- **The task**: Please output the records below in full, exactly as given, but without the images.

>> BEGIN Provided material

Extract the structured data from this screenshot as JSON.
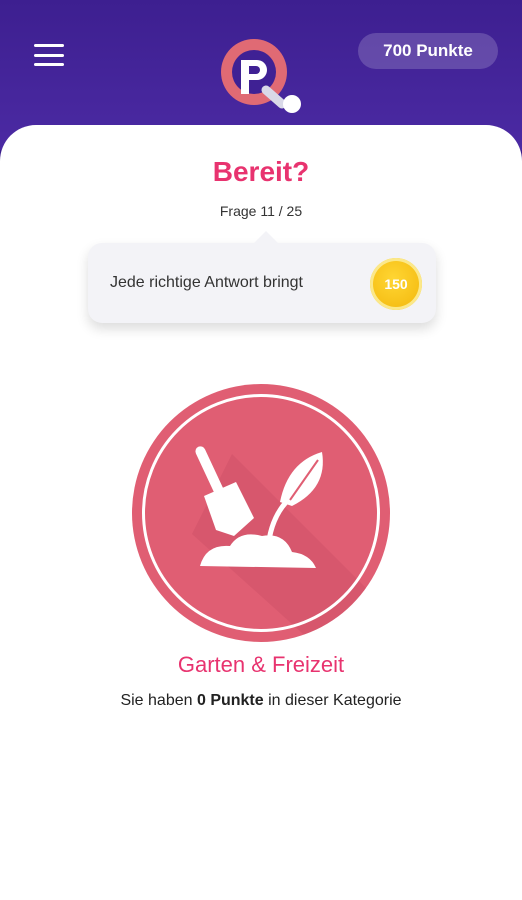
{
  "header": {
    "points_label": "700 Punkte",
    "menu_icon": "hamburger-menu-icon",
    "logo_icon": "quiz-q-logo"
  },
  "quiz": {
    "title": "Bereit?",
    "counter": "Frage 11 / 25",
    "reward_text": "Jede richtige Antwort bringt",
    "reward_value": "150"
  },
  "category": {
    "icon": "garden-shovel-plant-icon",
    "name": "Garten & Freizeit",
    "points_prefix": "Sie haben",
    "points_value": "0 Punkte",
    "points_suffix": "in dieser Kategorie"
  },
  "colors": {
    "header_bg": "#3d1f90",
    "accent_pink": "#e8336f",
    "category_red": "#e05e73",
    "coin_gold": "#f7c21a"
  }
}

>> END Provided material

- **Solution for this exercise**:
Extract the structured data from this screenshot as JSON.
{
  "header": {
    "points_label": "700 Punkte",
    "menu_icon": "hamburger-menu-icon",
    "logo_icon": "quiz-q-logo"
  },
  "quiz": {
    "title": "Bereit?",
    "counter": "Frage 11 / 25",
    "reward_text": "Jede richtige Antwort bringt",
    "reward_value": "150"
  },
  "category": {
    "icon": "garden-shovel-plant-icon",
    "name": "Garten & Freizeit",
    "points_prefix": "Sie haben",
    "points_value": "0 Punkte",
    "points_suffix": "in dieser Kategorie"
  },
  "colors": {
    "header_bg": "#3d1f90",
    "accent_pink": "#e8336f",
    "category_red": "#e05e73",
    "coin_gold": "#f7c21a"
  }
}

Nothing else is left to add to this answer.